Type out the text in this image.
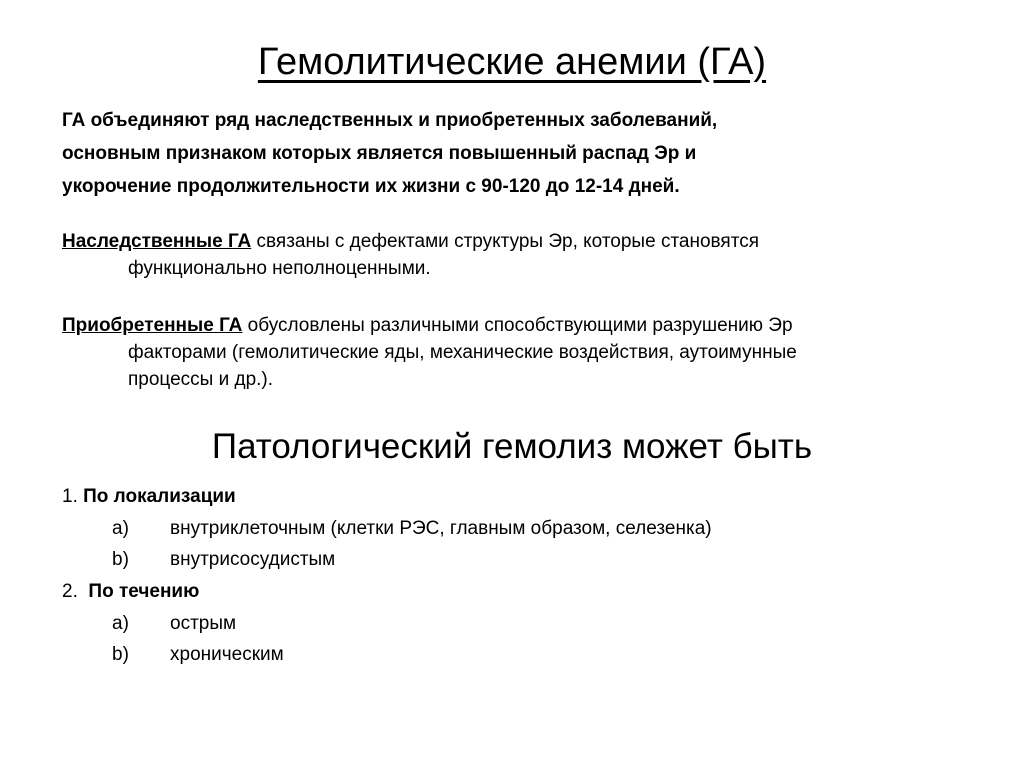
Гемолитические анемии (ГА)
ГА объединяют ряд наследственных и приобретенных заболеваний,
основным признаком которых является повышенный распад Эр и
укорочение продолжительности их жизни с 90-120 до 12-14 дней.
Наследственные ГА связаны с дефектами структуры Эр, которые становятся
функционально неполноценными.
Приобретенные ГА обусловлены различными способствующими разрушению Эр
факторами (гемолитические яды, механические воздействия, аутоимунные
процессы и др.).
Патологический гемолиз может быть
1. По локализации
a) внутриклеточным (клетки РЭС, главным образом, селезенка)
b) внутрисосудистым
2.  По течению
a) острым
b) хроническим
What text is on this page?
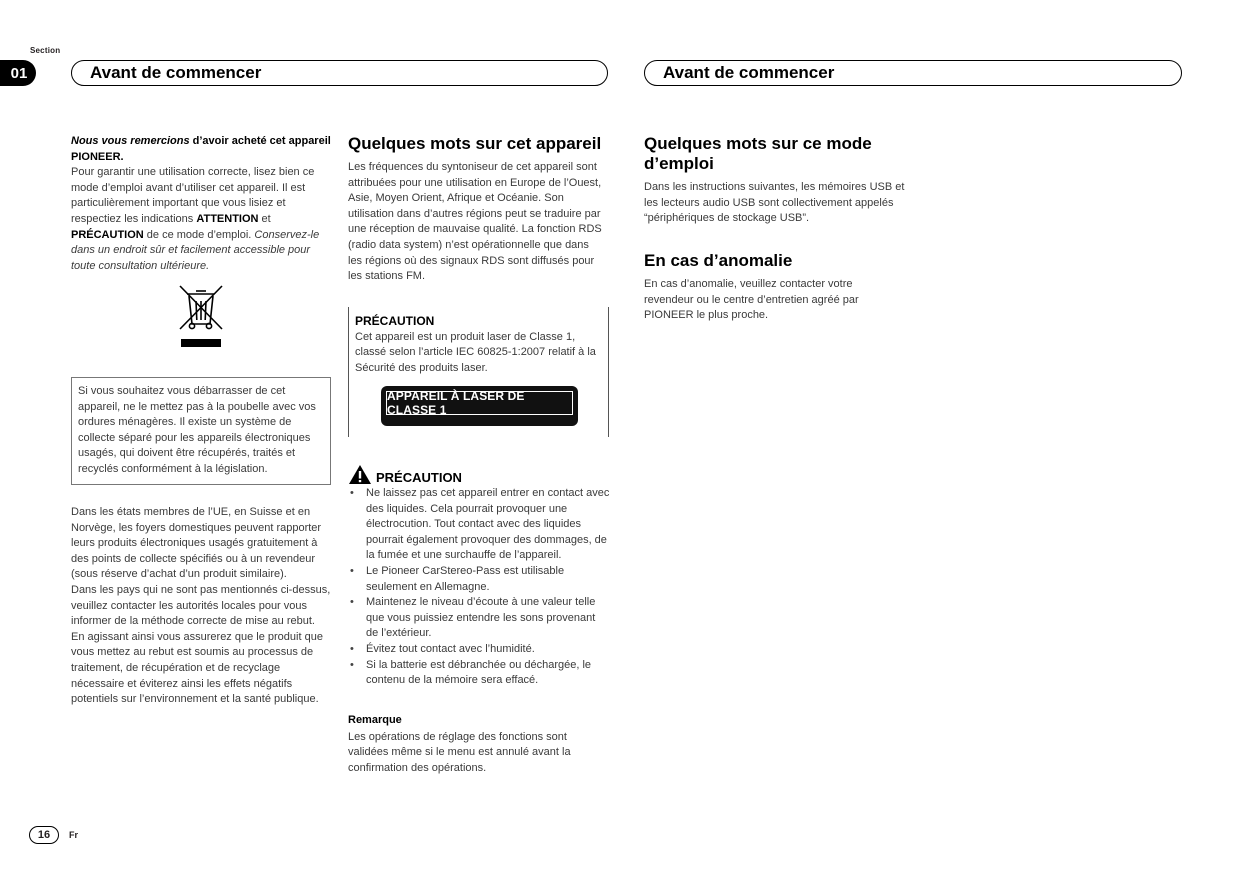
Section
01	Avant de commencer	Avant de commencer

Nous vous remercions d’avoir acheté cet appareil PIONEER.
Pour garantir une utilisation correcte, lisez bien ce mode d’emploi avant d’utiliser cet appareil. Il est particulièrement important que vous lisiez et respectiez les indications ATTENTION et PRÉCAUTION de ce mode d’emploi. Conservez-le dans un endroit sûr et facilement accessible pour toute consultation ultérieure.

Si vous souhaitez vous débarrasser de cet appareil, ne le mettez pas à la poubelle avec vos ordures ménagères. Il existe un système de collecte séparé pour les appareils électroniques usagés, qui doivent être récupérés, traités et recyclés conformément à la législation.

Dans les états membres de l’UE, en Suisse et en Norvège, les foyers domestiques peuvent rapporter leurs produits électroniques usagés gratuitement à des points de collecte spécifiés ou à un revendeur (sous réserve d’achat d’un produit similaire).

Dans les pays qui ne sont pas mentionnés ci-dessus, veuillez contacter les autorités locales pour vous informer de la méthode correcte de mise au rebut.

En agissant ainsi vous assurerez que le produit que vous mettez au rebut est soumis au processus de traitement, de récupération et de recyclage nécessaire et éviterez ainsi les effets négatifs potentiels sur l’environnement et la santé publique.

Quelques mots sur cet appareil

Les fréquences du syntoniseur de cet appareil sont attribuées pour une utilisation en Europe de l’Ouest, Asie, Moyen Orient, Afrique et Océanie. Son utilisation dans d’autres régions peut se traduire par une réception de mauvaise qualité. La fonction RDS (radio data system) n’est opérationnelle que dans les régions où des signaux RDS sont diffusés pour les stations FM.

PRÉCAUTION

Cet appareil est un produit laser de Classe 1, classé selon l’article IEC 60825-1:2007 relatif à la Sécurité des produits laser.

APPAREIL À LASER DE CLASSE 1
PRÉCAUTION
• Ne laissez pas cet appareil entrer en contact avec des liquides. Cela pourrait provoquer une électrocution. Tout contact avec des liquides pourrait également provoquer des dommages, de la fumée et une surchauffe de l’appareil.
• Le Pioneer CarStereo-Pass est utilisable seulement en Allemagne.
• Maintenez le niveau d’écoute à une valeur telle que vous puissiez entendre les sons provenant de l’extérieur.
• Évitez tout contact avec l’humidité.
• Si la batterie est débranchée ou déchargée, le contenu de la mémoire sera effacé.

Remarque

Les opérations de réglage des fonctions sont validées même si le menu est annulé avant la confirmation des opérations.

Quelques mots sur ce mode d’emploi

Dans les instructions suivantes, les mémoires USB et les lecteurs audio USB sont collectivement appelés “périphériques de stockage USB”.

En cas d’anomalie

En cas d’anomalie, veuillez contacter votre revendeur ou le centre d’entretien agréé par PIONEER le plus proche.

16	Fr
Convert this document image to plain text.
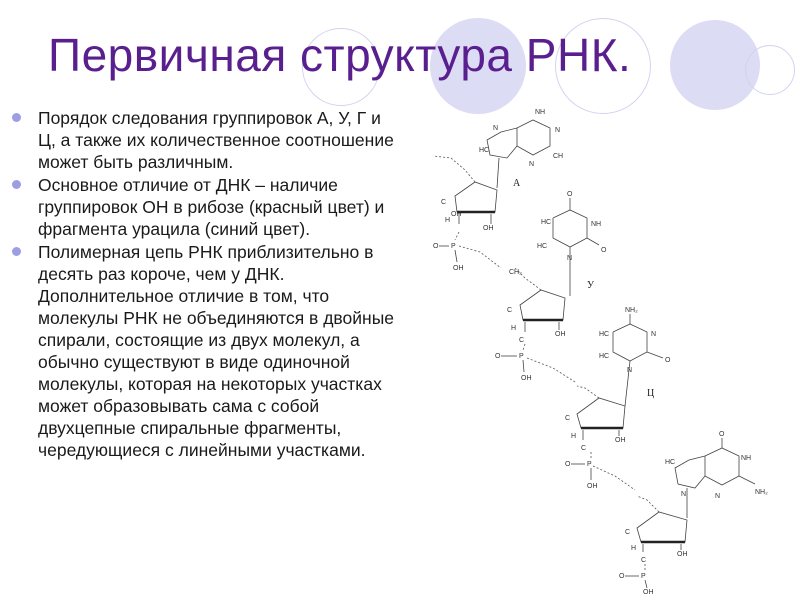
Первичная структура РНК.
Порядок следования группировок А, У, Г и Ц, а также их количественное соотношение может быть различным.
Основное отличие от ДНК – наличие группировок ОН в рибозе (красный цвет) и фрагмента урацила (синий цвет).
Полимерная цепь РНК приблизительно в десять раз короче, чем у ДНК. Дополнительное отличие в том, что молекулы РНК не объединяются в двойные спирали, состоящие из двух молекул, а обычно существуют в виде одиночной молекулы, которая на некоторых участках может образовывать сама с собой двухцепные спиральные фрагменты, чередующиеся с линейными участками.
NH
N
CH
N
HC
N
А
C
H
OH
OH
O P
OH
O
HC	NH
HC
O
N
У
C
H
OH
CH₂
C
O	P
OH
NH₂
N
HC
HC
O
N
Ц
C
H
OH
C
O P
OH
O
NH
NH₂
N
HC
N
C
H
OH
C
O P
OH
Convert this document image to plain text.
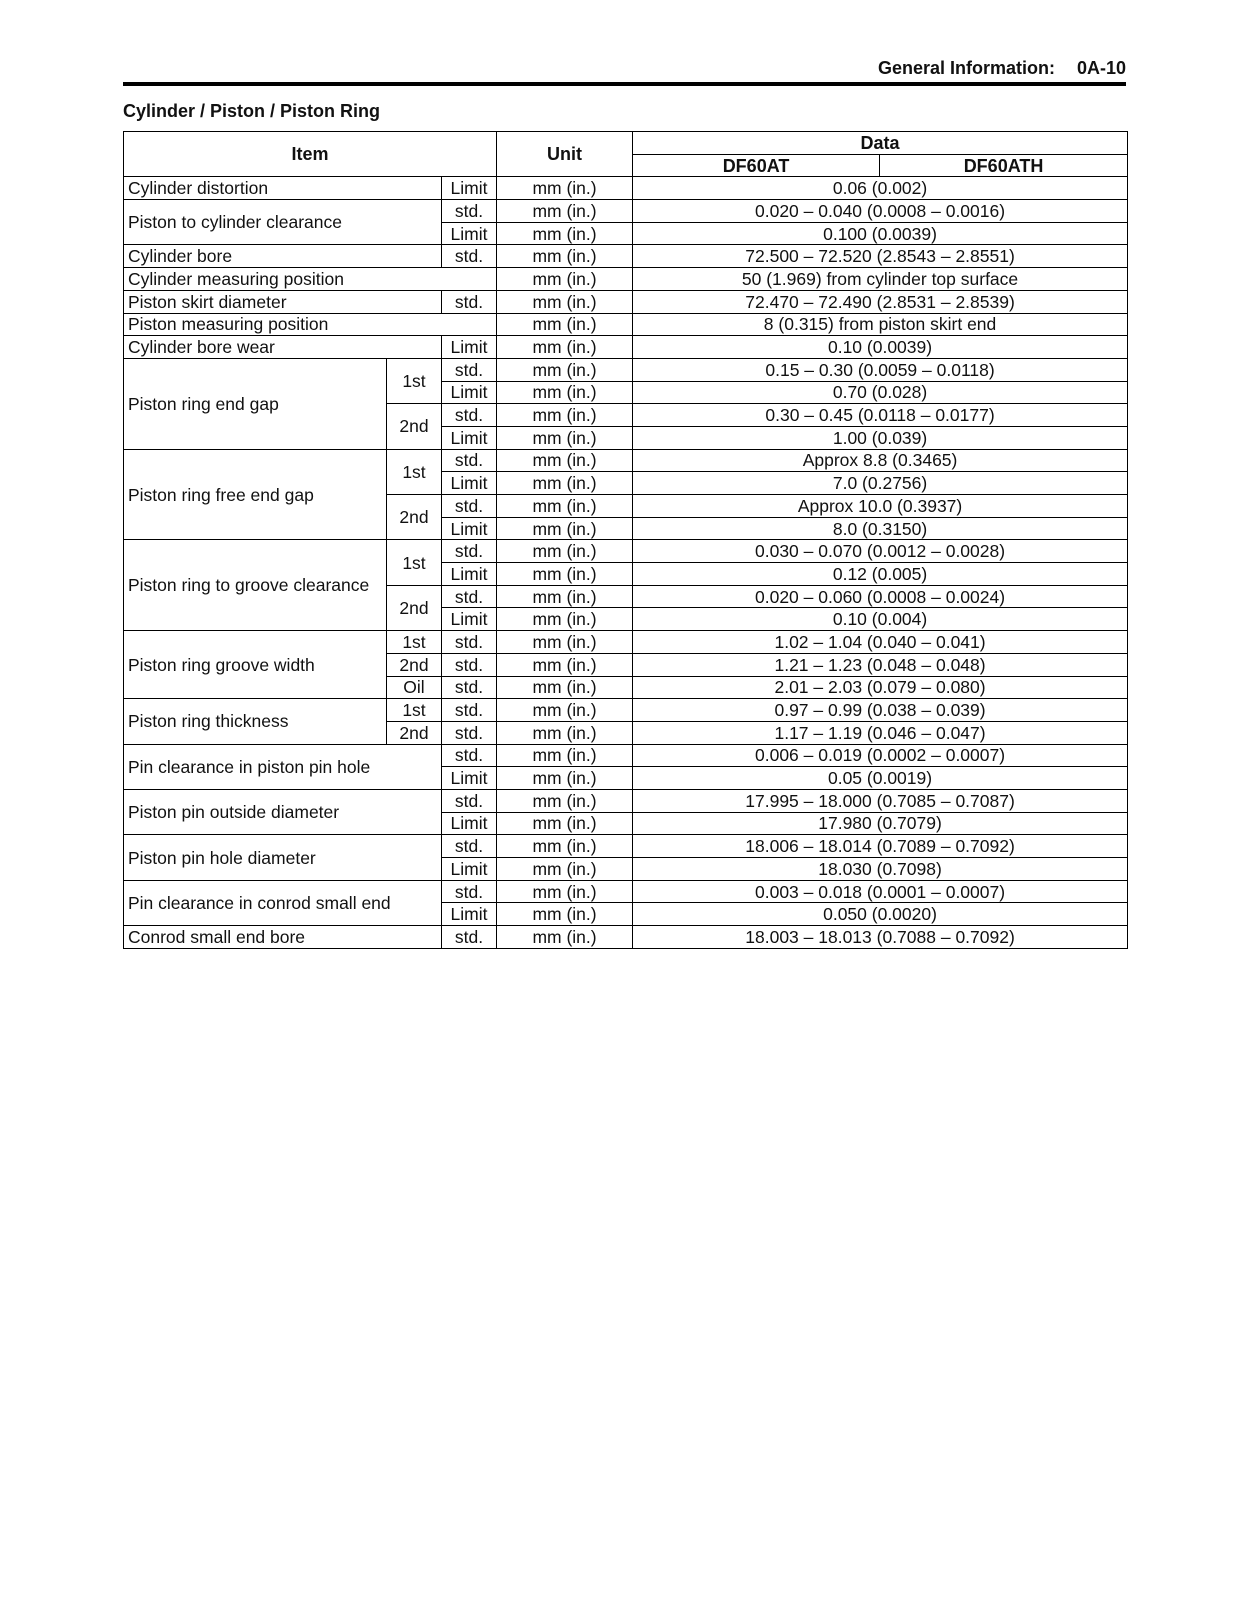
General Information: 0A-10
Cylinder / Piston / Piston Ring
Item			Unit	Data	
				DF60AT	DF60ATH
Cylinder distortion		Limit	mm (in.)	0.06 (0.002)	
Piston to cylinder clearance		std.	mm (in.)	0.020 – 0.040 (0.0008 – 0.0016)	
		Limit	mm (in.)	0.100 (0.0039)	
Cylinder bore		std.	mm (in.)	72.500 – 72.520 (2.8543 – 2.8551)	
Cylinder measuring position			mm (in.)	50 (1.969) from cylinder top surface	
Piston skirt diameter		std.	mm (in.)	72.470 – 72.490 (2.8531 – 2.8539)	
Piston measuring position			mm (in.)	8 (0.315) from piston skirt end	
Cylinder bore wear		Limit	mm (in.)	0.10 (0.0039)	
Piston ring end gap	1st	std.	mm (in.)	0.15 – 0.30 (0.0059 – 0.0118)	
		Limit	mm (in.)	0.70 (0.028)	
	2nd	std.	mm (in.)	0.30 – 0.45 (0.0118 – 0.0177)	
		Limit	mm (in.)	1.00 (0.039)	
Piston ring free end gap	1st	std.	mm (in.)	Approx 8.8 (0.3465)	
		Limit	mm (in.)	7.0 (0.2756)	
	2nd	std.	mm (in.)	Approx 10.0 (0.3937)	
		Limit	mm (in.)	8.0 (0.3150)	
Piston ring to groove clearance	1st	std.	mm (in.)	0.030 – 0.070 (0.0012 – 0.0028)	
		Limit	mm (in.)	0.12 (0.005)	
	2nd	std.	mm (in.)	0.020 – 0.060 (0.0008 – 0.0024)	
		Limit	mm (in.)	0.10 (0.004)	
Piston ring groove width	1st	std.	mm (in.)	1.02 – 1.04 (0.040 – 0.041)	
	2nd	std.	mm (in.)	1.21 – 1.23 (0.048 – 0.048)	
	Oil	std.	mm (in.)	2.01 – 2.03 (0.079 – 0.080)	
Piston ring thickness	1st	std.	mm (in.)	0.97 – 0.99 (0.038 – 0.039)	
	2nd	std.	mm (in.)	1.17 – 1.19 (0.046 – 0.047)	
Pin clearance in piston pin hole		std.	mm (in.)	0.006 – 0.019 (0.0002 – 0.0007)	
		Limit	mm (in.)	0.05 (0.0019)	
Piston pin outside diameter		std.	mm (in.)	17.995 – 18.000 (0.7085 – 0.7087)	
		Limit	mm (in.)	17.980 (0.7079)	
Piston pin hole diameter		std.	mm (in.)	18.006 – 18.014 (0.7089 – 0.7092)	
		Limit	mm (in.)	18.030 (0.7098)	
Pin clearance in conrod small end		std.	mm (in.)	0.003 – 0.018 (0.0001 – 0.0007)	
		Limit	mm (in.)	0.050 (0.0020)	
Conrod small end bore		std.	mm (in.)	18.003 – 18.013 (0.7088 – 0.7092)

--------------------------------------------------

# What is being asked
Copy all of the entries verbatim, leaving out any pictures they contain.

# Written response
Type out the text in this image.
Гемолитические анемии (ГА)
ГА объединяют ряд наследственных и приобретенных заболеваний,
основным признаком которых является повышенный распад Эр и
укорочение продолжительности их жизни с 90-120 до 12-14 дней.
Наследственные ГА связаны с дефектами структуры Эр, которые становятся
функционально неполноценными.
Приобретенные ГА обусловлены различными способствующими разрушению Эр
факторами (гемолитические яды, механические воздействия, аутоимунные
процессы и др.).
Патологический гемолиз может быть
1. По локализации
a) внутриклеточным (клетки РЭС, главным образом, селезенка)
b) внутрисосудистым
2.  По течению
a) острым
b) хроническим
What text is on this page?
Section
01	Avant de commencer	Avant de commencer

Nous vous remercions d’avoir acheté cet appareil PIONEER.
Pour garantir une utilisation correcte, lisez bien ce mode d’emploi avant d’utiliser cet appareil. Il est particulièrement important que vous lisiez et respectiez les indications ATTENTION et PRÉCAUTION de ce mode d’emploi. Conservez-le dans un endroit sûr et facilement accessible pour toute consultation ultérieure.

Si vous souhaitez vous débarrasser de cet appareil, ne le mettez pas à la poubelle avec vos ordures ménagères. Il existe un système de collecte séparé pour les appareils électroniques usagés, qui doivent être récupérés, traités et recyclés conformément à la législation.

Dans les états membres de l’UE, en Suisse et en Norvège, les foyers domestiques peuvent rapporter leurs produits électroniques usagés gratuitement à des points de collecte spécifiés ou à un revendeur (sous réserve d’achat d’un produit similaire).

Dans les pays qui ne sont pas mentionnés ci-dessus, veuillez contacter les autorités locales pour vous informer de la méthode correcte de mise au rebut.

En agissant ainsi vous assurerez que le produit que vous mettez au rebut est soumis au processus de traitement, de récupération et de recyclage nécessaire et éviterez ainsi les effets négatifs potentiels sur l’environnement et la santé publique.

Quelques mots sur cet appareil

Les fréquences du syntoniseur de cet appareil sont attribuées pour une utilisation en Europe de l’Ouest, Asie, Moyen Orient, Afrique et Océanie. Son utilisation dans d’autres régions peut se traduire par une réception de mauvaise qualité. La fonction RDS (radio data system) n’est opérationnelle que dans les régions où des signaux RDS sont diffusés pour les stations FM.

PRÉCAUTION

Cet appareil est un produit laser de Classe 1, classé selon l’article IEC 60825-1:2007 relatif à la Sécurité des produits laser.

APPAREIL À LASER DE CLASSE 1
PRÉCAUTION
• Ne laissez pas cet appareil entrer en contact avec des liquides. Cela pourrait provoquer une électrocution. Tout contact avec des liquides pourrait également provoquer des dommages, de la fumée et une surchauffe de l’appareil.
• Le Pioneer CarStereo-Pass est utilisable seulement en Allemagne.
• Maintenez le niveau d’écoute à une valeur telle que vous puissiez entendre les sons provenant de l’extérieur.
• Évitez tout contact avec l’humidité.
• Si la batterie est débranchée ou déchargée, le contenu de la mémoire sera effacé.

Remarque

Les opérations de réglage des fonctions sont validées même si le menu est annulé avant la confirmation des opérations.

Quelques mots sur ce mode d’emploi

Dans les instructions suivantes, les mémoires USB et les lecteurs audio USB sont collectivement appelés “périphériques de stockage USB”.

En cas d’anomalie

En cas d’anomalie, veuillez contacter votre revendeur ou le centre d’entretien agréé par PIONEER le plus proche.

16	Fr
Convert this document image to plain text.
Первичная структура РНК.
Порядок следования группировок А, У, Г и Ц, а также их количественное соотношение может быть различным.
Основное отличие от ДНК – наличие группировок ОН в рибозе (красный цвет) и фрагмента урацила (синий цвет).
Полимерная цепь РНК приблизительно в десять раз короче, чем у ДНК. Дополнительное отличие в том, что молекулы РНК не объединяются в двойные спирали, состоящие из двух молекул, а обычно существуют в виде одиночной молекулы, которая на некоторых участках может образовывать сама с собой двухцепные спиральные фрагменты, чередующиеся с линейными участками.
NH
N
CH
N
HC
N
А
C
H
OH
OH
O P
OH
O
HC	NH
HC
O
N
У
C
H
OH
CH₂
C
O	P
OH
NH₂
N
HC
HC
O
N
Ц
C
H
OH
C
O P
OH
O
NH
NH₂
N
HC
N
C
H
OH
C
O P
OH
Convert this document image to plain text.
General Information: 0A-10
Cylinder / Piston / Piston Ring
Item			Unit	Data	
				DF60AT	DF60ATH
Cylinder distortion		Limit	mm (in.)	0.06 (0.002)	
Piston to cylinder clearance		std.	mm (in.)	0.020 – 0.040 (0.0008 – 0.0016)	
		Limit	mm (in.)	0.100 (0.0039)	
Cylinder bore		std.	mm (in.)	72.500 – 72.520 (2.8543 – 2.8551)	
Cylinder measuring position			mm (in.)	50 (1.969) from cylinder top surface	
Piston skirt diameter		std.	mm (in.)	72.470 – 72.490 (2.8531 – 2.8539)	
Piston measuring position			mm (in.)	8 (0.315) from piston skirt end	
Cylinder bore wear		Limit	mm (in.)	0.10 (0.0039)	
Piston ring end gap	1st	std.	mm (in.)	0.15 – 0.30 (0.0059 – 0.0118)	
		Limit	mm (in.)	0.70 (0.028)	
	2nd	std.	mm (in.)	0.30 – 0.45 (0.0118 – 0.0177)	
		Limit	mm (in.)	1.00 (0.039)	
Piston ring free end gap	1st	std.	mm (in.)	Approx 8.8 (0.3465)	
		Limit	mm (in.)	7.0 (0.2756)	
	2nd	std.	mm (in.)	Approx 10.0 (0.3937)	
		Limit	mm (in.)	8.0 (0.3150)	
Piston ring to groove clearance	1st	std.	mm (in.)	0.030 – 0.070 (0.0012 – 0.0028)	
		Limit	mm (in.)	0.12 (0.005)	
	2nd	std.	mm (in.)	0.020 – 0.060 (0.0008 – 0.0024)	
		Limit	mm (in.)	0.10 (0.004)	
Piston ring groove width	1st	std.	mm (in.)	1.02 – 1.04 (0.040 – 0.041)	
	2nd	std.	mm (in.)	1.21 – 1.23 (0.048 – 0.048)	
	Oil	std.	mm (in.)	2.01 – 2.03 (0.079 – 0.080)	
Piston ring thickness	1st	std.	mm (in.)	0.97 – 0.99 (0.038 – 0.039)	
	2nd	std.	mm (in.)	1.17 – 1.19 (0.046 – 0.047)	
Pin clearance in piston pin hole		std.	mm (in.)	0.006 – 0.019 (0.0002 – 0.0007)	
		Limit	mm (in.)	0.05 (0.0019)	
Piston pin outside diameter		std.	mm (in.)	17.995 – 18.000 (0.7085 – 0.7087)	
		Limit	mm (in.)	17.980 (0.7079)	
Piston pin hole diameter		std.	mm (in.)	18.006 – 18.014 (0.7089 – 0.7092)	
		Limit	mm (in.)	18.030 (0.7098)	
Pin clearance in conrod small end		std.	mm (in.)	0.003 – 0.018 (0.0001 – 0.0007)	
		Limit	mm (in.)	0.050 (0.0020)	
Conrod small end bore		std.	mm (in.)	18.003 – 18.013 (0.7088 – 0.7092)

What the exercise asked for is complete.